What follows is a set of entries. Repeat them exactly, but not their pictures.

──────

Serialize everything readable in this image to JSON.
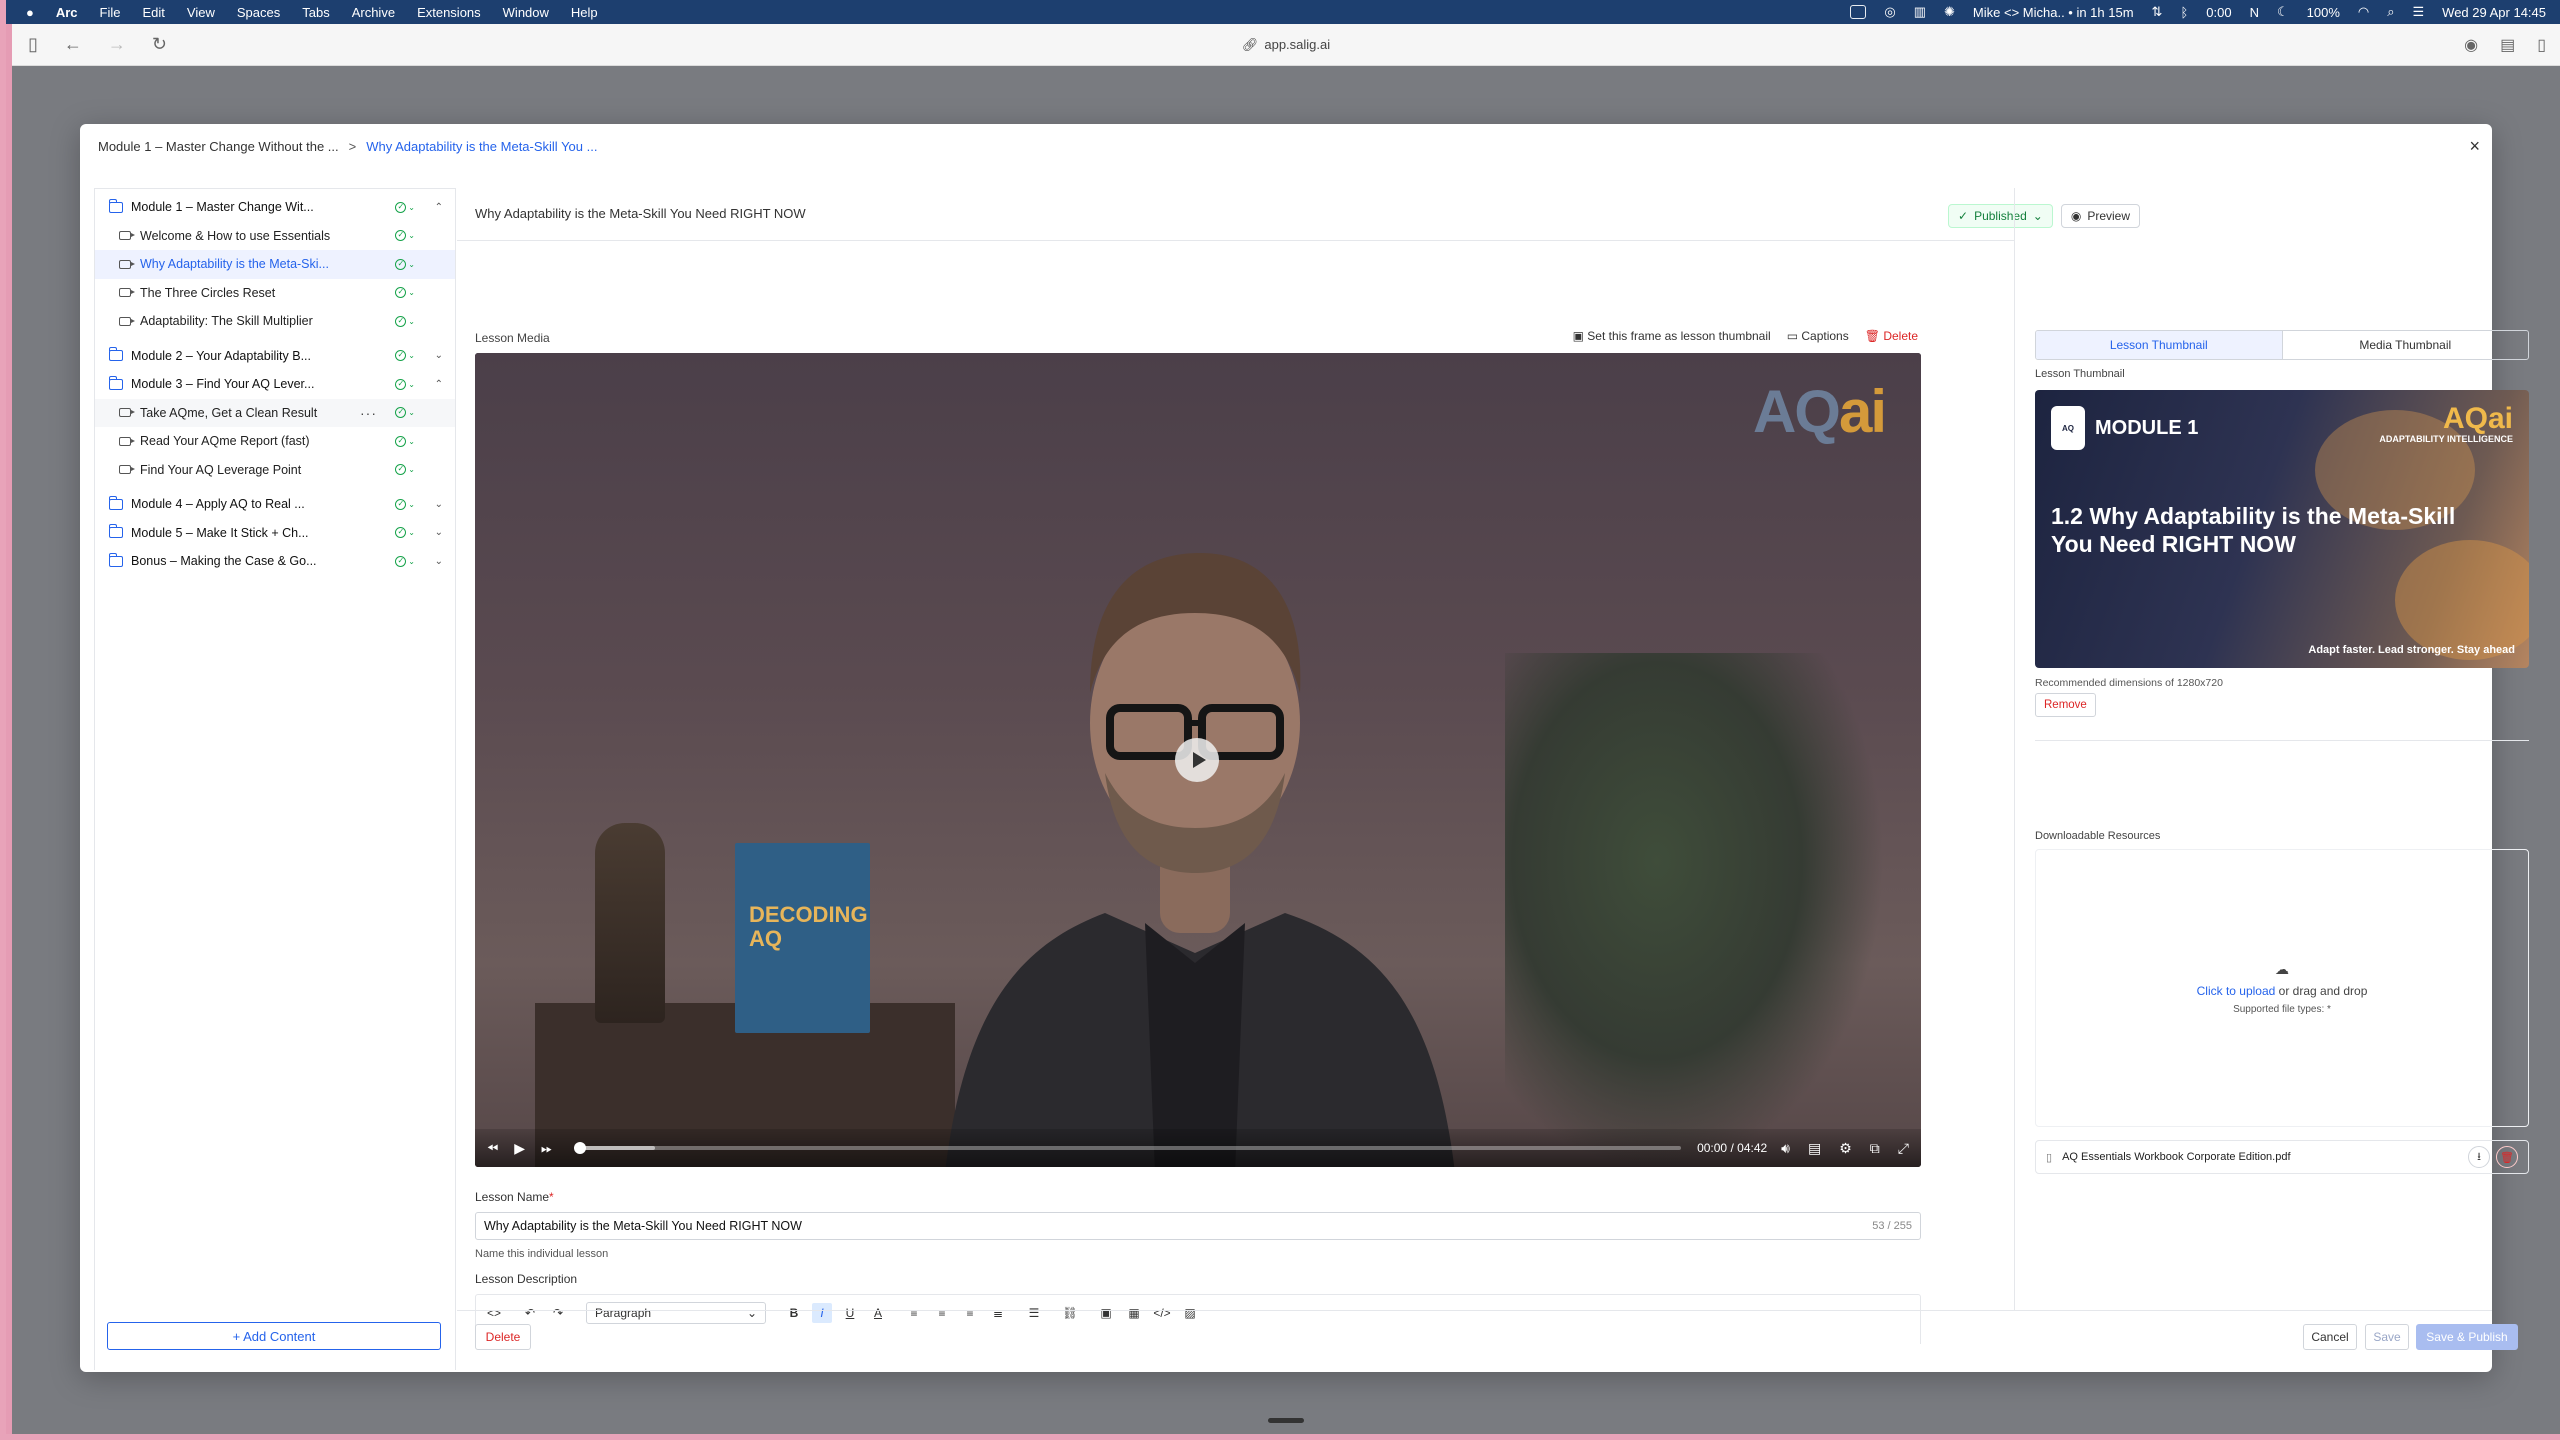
{
  "menubar": {
    "app": "Arc",
    "items": [
      "File",
      "Edit",
      "View",
      "Spaces",
      "Tabs",
      "Archive",
      "Extensions",
      "Window",
      "Help"
    ],
    "meeting": "Mike <> Micha.. • in 1h 15m",
    "timer": "0:00",
    "battery": "100%",
    "datetime": "Wed 29 Apr  14:45"
  },
  "browser": {
    "url": "app.salig.ai"
  },
  "modal": {
    "breadcrumb_parent": "Module 1 – Master Change Without the ...",
    "breadcrumb_sep": ">",
    "breadcrumb_current": "Why Adaptability is the Meta-Skill You ...",
    "close": "×"
  },
  "sidebar": {
    "items": [
      {
        "type": "module",
        "label": "Module 1 – Master Change Wit...",
        "expand": "⌃"
      },
      {
        "type": "lesson",
        "label": "Welcome & How to use Essentials"
      },
      {
        "type": "lesson",
        "label": "Why Adaptability is the Meta-Ski...",
        "selected": true
      },
      {
        "type": "lesson",
        "label": "The Three Circles Reset"
      },
      {
        "type": "lesson",
        "label": "Adaptability: The Skill Multiplier"
      },
      {
        "type": "module",
        "label": "Module 2 – Your Adaptability B...",
        "expand": "⌄"
      },
      {
        "type": "module",
        "label": "Module 3 – Find Your AQ Lever...",
        "expand": "⌃"
      },
      {
        "type": "lesson",
        "label": "Take AQme, Get a Clean Result",
        "hover": true
      },
      {
        "type": "lesson",
        "label": "Read Your AQme Report (fast)"
      },
      {
        "type": "lesson",
        "label": "Find Your AQ Leverage Point"
      },
      {
        "type": "module",
        "label": "Module 4 – Apply AQ to Real ...",
        "expand": "⌄"
      },
      {
        "type": "module",
        "label": "Module 5 – Make It Stick + Ch...",
        "expand": "⌄"
      },
      {
        "type": "module",
        "label": "Bonus – Making the Case & Go...",
        "expand": "⌄"
      }
    ],
    "add_content": "+ Add Content"
  },
  "main": {
    "lesson_title": "Why Adaptability is the Meta-Skill You Need RIGHT NOW",
    "status": "Published",
    "preview": "Preview",
    "media_label": "Lesson Media",
    "set_thumb": "Set this frame as lesson thumbnail",
    "captions": "Captions",
    "delete_media": "Delete",
    "video": {
      "watermark_a": "AQ",
      "watermark_b": "ai",
      "book_text": "DECODING AQ",
      "current_time": "00:00",
      "time_sep": "/",
      "duration": "04:42"
    },
    "name_label": "Lesson Name",
    "name_req": "*",
    "name_value": "Why Adaptability is the Meta-Skill You Need RIGHT NOW",
    "name_count": "53 / 255",
    "name_hint": "Name this individual lesson",
    "desc_label": "Lesson Description",
    "paragraph": "Paragraph"
  },
  "right": {
    "tab_lesson": "Lesson Thumbnail",
    "tab_media": "Media Thumbnail",
    "thumb_label": "Lesson Thumbnail",
    "thumb_module": "MODULE 1",
    "thumb_badge": "AQ",
    "thumb_brand": "AQai",
    "thumb_brand_sub": "ADAPTABILITY INTELLIGENCE",
    "thumb_title": "1.2 Why Adaptability is the Meta-Skill You Need RIGHT NOW",
    "thumb_tagline": "Adapt faster. Lead stronger. Stay ahead",
    "recommended": "Recommended dimensions of 1280x720",
    "remove": "Remove",
    "resources_label": "Downloadable Resources",
    "upload_link": "Click to upload",
    "upload_rest": " or drag and drop",
    "supported": "Supported file types: *",
    "file_name": "AQ Essentials Workbook Corporate Edition.pdf"
  },
  "footer": {
    "delete": "Delete",
    "cancel": "Cancel",
    "save": "Save",
    "save_publish": "Save & Publish"
  },
  "colors": {
    "accent": "#2563eb",
    "success": "#16a34a",
    "danger": "#dc2626"
  }
}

──────

* [OUTPUT OF THE EXERCISE]:
Serialize everything readable in this image to JSON.
{
  "menubar": {
    "app": "Arc",
    "items": [
      "File",
      "Edit",
      "View",
      "Spaces",
      "Tabs",
      "Archive",
      "Extensions",
      "Window",
      "Help"
    ],
    "meeting": "Mike <> Micha.. • in 1h 15m",
    "timer": "0:00",
    "battery": "100%",
    "datetime": "Wed 29 Apr  14:45"
  },
  "browser": {
    "url": "app.salig.ai"
  },
  "modal": {
    "breadcrumb_parent": "Module 1 – Master Change Without the ...",
    "breadcrumb_sep": ">",
    "breadcrumb_current": "Why Adaptability is the Meta-Skill You ...",
    "close": "×"
  },
  "sidebar": {
    "items": [
      {
        "type": "module",
        "label": "Module 1 – Master Change Wit...",
        "expand": "⌃"
      },
      {
        "type": "lesson",
        "label": "Welcome & How to use Essentials"
      },
      {
        "type": "lesson",
        "label": "Why Adaptability is the Meta-Ski...",
        "selected": true
      },
      {
        "type": "lesson",
        "label": "The Three Circles Reset"
      },
      {
        "type": "lesson",
        "label": "Adaptability: The Skill Multiplier"
      },
      {
        "type": "module",
        "label": "Module 2 – Your Adaptability B...",
        "expand": "⌄"
      },
      {
        "type": "module",
        "label": "Module 3 – Find Your AQ Lever...",
        "expand": "⌃"
      },
      {
        "type": "lesson",
        "label": "Take AQme, Get a Clean Result",
        "hover": true
      },
      {
        "type": "lesson",
        "label": "Read Your AQme Report (fast)"
      },
      {
        "type": "lesson",
        "label": "Find Your AQ Leverage Point"
      },
      {
        "type": "module",
        "label": "Module 4 – Apply AQ to Real ...",
        "expand": "⌄"
      },
      {
        "type": "module",
        "label": "Module 5 – Make It Stick + Ch...",
        "expand": "⌄"
      },
      {
        "type": "module",
        "label": "Bonus – Making the Case & Go...",
        "expand": "⌄"
      }
    ],
    "add_content": "+ Add Content"
  },
  "main": {
    "lesson_title": "Why Adaptability is the Meta-Skill You Need RIGHT NOW",
    "status": "Published",
    "preview": "Preview",
    "media_label": "Lesson Media",
    "set_thumb": "Set this frame as lesson thumbnail",
    "captions": "Captions",
    "delete_media": "Delete",
    "video": {
      "watermark_a": "AQ",
      "watermark_b": "ai",
      "book_text": "DECODING AQ",
      "current_time": "00:00",
      "time_sep": "/",
      "duration": "04:42"
    },
    "name_label": "Lesson Name",
    "name_req": "*",
    "name_value": "Why Adaptability is the Meta-Skill You Need RIGHT NOW",
    "name_count": "53 / 255",
    "name_hint": "Name this individual lesson",
    "desc_label": "Lesson Description",
    "paragraph": "Paragraph"
  },
  "right": {
    "tab_lesson": "Lesson Thumbnail",
    "tab_media": "Media Thumbnail",
    "thumb_label": "Lesson Thumbnail",
    "thumb_module": "MODULE 1",
    "thumb_badge": "AQ",
    "thumb_brand": "AQai",
    "thumb_brand_sub": "ADAPTABILITY INTELLIGENCE",
    "thumb_title": "1.2 Why Adaptability is the Meta-Skill You Need RIGHT NOW",
    "thumb_tagline": "Adapt faster. Lead stronger. Stay ahead",
    "recommended": "Recommended dimensions of 1280x720",
    "remove": "Remove",
    "resources_label": "Downloadable Resources",
    "upload_link": "Click to upload",
    "upload_rest": " or drag and drop",
    "supported": "Supported file types: *",
    "file_name": "AQ Essentials Workbook Corporate Edition.pdf"
  },
  "footer": {
    "delete": "Delete",
    "cancel": "Cancel",
    "save": "Save",
    "save_publish": "Save & Publish"
  },
  "colors": {
    "accent": "#2563eb",
    "success": "#16a34a",
    "danger": "#dc2626"
  }
}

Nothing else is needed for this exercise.